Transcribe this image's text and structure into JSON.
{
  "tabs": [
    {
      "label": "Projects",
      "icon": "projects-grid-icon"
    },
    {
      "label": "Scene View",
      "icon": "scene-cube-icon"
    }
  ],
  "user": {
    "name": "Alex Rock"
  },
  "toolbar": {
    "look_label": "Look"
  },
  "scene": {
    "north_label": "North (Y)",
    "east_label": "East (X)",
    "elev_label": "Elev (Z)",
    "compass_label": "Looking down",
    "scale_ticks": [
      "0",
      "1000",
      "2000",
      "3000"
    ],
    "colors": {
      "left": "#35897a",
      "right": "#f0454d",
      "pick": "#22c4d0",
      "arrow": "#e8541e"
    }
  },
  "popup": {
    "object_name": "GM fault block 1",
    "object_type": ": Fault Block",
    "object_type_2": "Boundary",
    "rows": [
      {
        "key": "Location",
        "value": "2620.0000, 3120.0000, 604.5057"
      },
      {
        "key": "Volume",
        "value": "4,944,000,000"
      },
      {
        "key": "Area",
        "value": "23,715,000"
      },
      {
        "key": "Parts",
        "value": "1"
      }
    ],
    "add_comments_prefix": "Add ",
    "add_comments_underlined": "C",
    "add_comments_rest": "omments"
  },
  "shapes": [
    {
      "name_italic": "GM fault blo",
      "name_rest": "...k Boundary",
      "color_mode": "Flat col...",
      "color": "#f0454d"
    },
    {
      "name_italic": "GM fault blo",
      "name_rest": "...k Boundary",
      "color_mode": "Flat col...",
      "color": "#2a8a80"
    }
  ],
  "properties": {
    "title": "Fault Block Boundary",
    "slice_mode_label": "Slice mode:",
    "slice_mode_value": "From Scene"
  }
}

────

Required work.
Output the entries exactly.

Solution to the exercise.
Transcribe this image's text and structure into JSON.
{
  "tabs": [
    {
      "label": "Projects",
      "icon": "projects-grid-icon"
    },
    {
      "label": "Scene View",
      "icon": "scene-cube-icon"
    }
  ],
  "user": {
    "name": "Alex Rock"
  },
  "toolbar": {
    "look_label": "Look"
  },
  "scene": {
    "north_label": "North (Y)",
    "east_label": "East (X)",
    "elev_label": "Elev (Z)",
    "compass_label": "Looking down",
    "scale_ticks": [
      "0",
      "1000",
      "2000",
      "3000"
    ],
    "colors": {
      "left": "#35897a",
      "right": "#f0454d",
      "pick": "#22c4d0",
      "arrow": "#e8541e"
    }
  },
  "popup": {
    "object_name": "GM fault block 1",
    "object_type": ": Fault Block",
    "object_type_2": "Boundary",
    "rows": [
      {
        "key": "Location",
        "value": "2620.0000, 3120.0000, 604.5057"
      },
      {
        "key": "Volume",
        "value": "4,944,000,000"
      },
      {
        "key": "Area",
        "value": "23,715,000"
      },
      {
        "key": "Parts",
        "value": "1"
      }
    ],
    "add_comments_prefix": "Add ",
    "add_comments_underlined": "C",
    "add_comments_rest": "omments"
  },
  "shapes": [
    {
      "name_italic": "GM fault blo",
      "name_rest": "...k Boundary",
      "color_mode": "Flat col...",
      "color": "#f0454d"
    },
    {
      "name_italic": "GM fault blo",
      "name_rest": "...k Boundary",
      "color_mode": "Flat col...",
      "color": "#2a8a80"
    }
  ],
  "properties": {
    "title": "Fault Block Boundary",
    "slice_mode_label": "Slice mode:",
    "slice_mode_value": "From Scene"
  }
}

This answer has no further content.